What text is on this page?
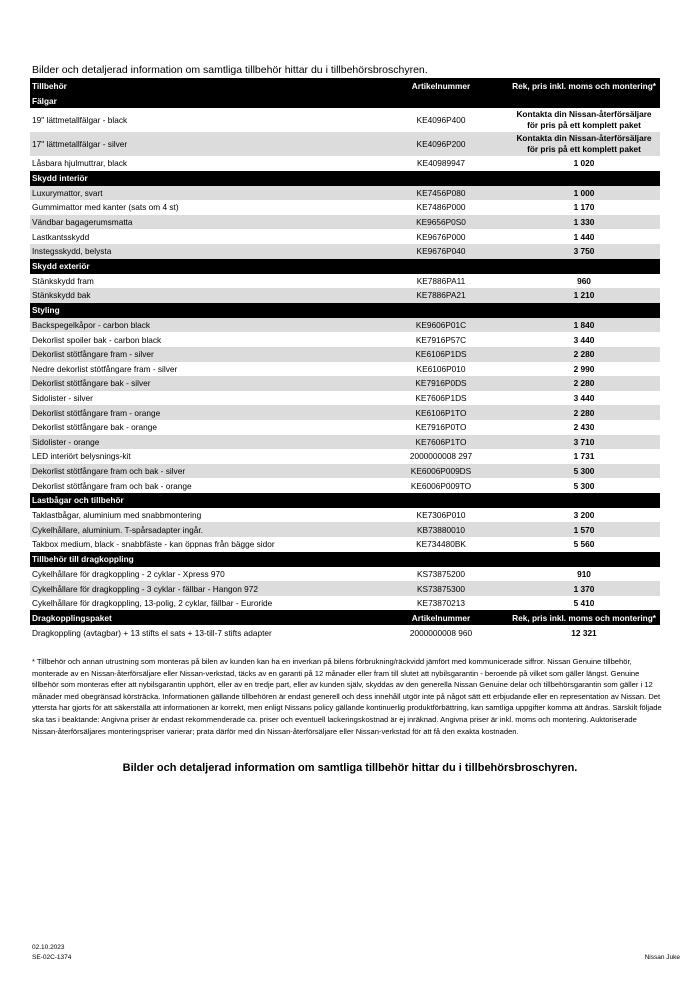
Bilder och detaljerad information om samtliga tillbehör hittar du i tillbehörsbroschyren.
Tillbehör	Artikelnummer	Rek, pris inkl. moms och montering*
Fälgar		
19" lättmetallfälgar - black	KE4096P400	Kontakta din Nissan-återförsäljare för pris på ett komplett paket
17" lättmetallfälgar - silver	KE4096P200	Kontakta din Nissan-återförsäljare för pris på ett komplett paket
Låsbara hjulmuttrar, black	KE40989947	1 020
Skydd interiör		
Luxurymattor, svart	KE7456P080	1 000
Gummimattor med kanter (sats om 4 st)	KE7486P000	1 170
Vändbar bagagerumsmatta	KE9656P0S0	1 330
Lastkantsskydd	KE9676P000	1 440
Instegsskydd, belysta	KE9676P040	3 750
Skydd exteriör		
Stänkskydd fram	KE7886PA11	960
Stänkskydd bak	KE7886PA21	1 210
Styling		
Backspegelkåpor - carbon black	KE9606P01C	1 840
Dekorlist spoiler bak - carbon black	KE7916P57C	3 440
Dekorlist stötfångare fram - silver	KE6106P1DS	2 280
Nedre dekorlist stötfångare fram - silver	KE6106P010	2 990
Dekorlist stötfångare bak - silver	KE7916P0DS	2 280
Sidolister - silver	KE7606P1DS	3 440
Dekorlist stötfångare fram - orange	KE6106P1TO	2 280
Dekorlist stötfångare bak - orange	KE7916P0TO	2 430
Sidolister - orange	KE7606P1TO	3 710
LED interiört belysnings-kit	2000000008 297	1 731
Dekorlist stötfångare fram och bak - silver	KE6006P009DS	5 300
Dekorlist stötfångare fram och bak - orange	KE6006P009TO	5 300
Lastbågar och tillbehör		
Taklastbågar, aluminium med snabbmontering	KE7306P010	3 200
Cykelhållare, aluminium. T-spårsadapter ingår.	KB73880010	1 570
Takbox medium, black - snabbfäste - kan öppnas från bägge sidor	KE734480BK	5 560
Tillbehör till dragkoppling		
Cykelhållare för dragkoppling - 2 cyklar - Xpress 970	KS73875200	910
Cykelhållare för dragkoppling - 3 cyklar - fällbar - Hangon 972	KS73875300	1 370
Cykelhållare för dragkoppling, 13-polig, 2 cyklar, fällbar - Euroride	KE73870213	5 410
Dragkopplingspaket	Artikelnummer	Rek, pris inkl. moms och montering*
Dragkoppling (avtagbar) + 13 stifts el sats + 13-till-7 stifts adapter	2000000008 960	12 321
* Tillbehör och annan utrustning som monteras på bilen av kunden kan ha en inverkan på bilens förbrukning/räckvidd jämfört med kommunicerade siffror. Nissan Genuine tillbehör, monterade av en Nissan-återförsäljare eller Nissan-verkstad, täcks av en garanti på 12 månader eller fram till slutet att nybilsgarantin - beroende på vilket som gäller längst. Genuine tillbehör som monteras efter att nybilsgarantin upphört, eller av en tredje part, eller av kunden själv, skyddas av den generella Nissan Genuine delar och tillbehörsgarantin som gäller i 12 månader med obegränsad körsträcka. Informationen gällande tillbehören är endast generell och dess innehåll utgör inte på något sätt ett erbjudande eller en representation av Nissan. Det yttersta har gjorts för att säkerställa att informationen är korrekt, men enligt Nissans policy gällande kontinuerlig produktförbättring, kan samtliga uppgifter komma att ändras. Särskilt följade ska tas i beaktande: Angivna priser är endast rekommenderade ca. priser och eventuell lackeringskostnad är ej inräknad. Angivna priser är inkl. moms och montering. Auktoriserade Nissan-återförsäljares monteringspriser varierar; prata därför med din Nissan-återförsäljare eller Nissan-verkstad för att få den exakta kostnaden.
Bilder och detaljerad information om samtliga tillbehör hittar du i tillbehörsbroschyren.
02.10.2023
SE-02C-1374	Nissan Juke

□ □ □

**YOUR INSTRUCTIONS**
Check each line in the listing above for the string "Artikelnummer", then report how many lines contain it, with no other text.

**EXERCISE RESULT**
2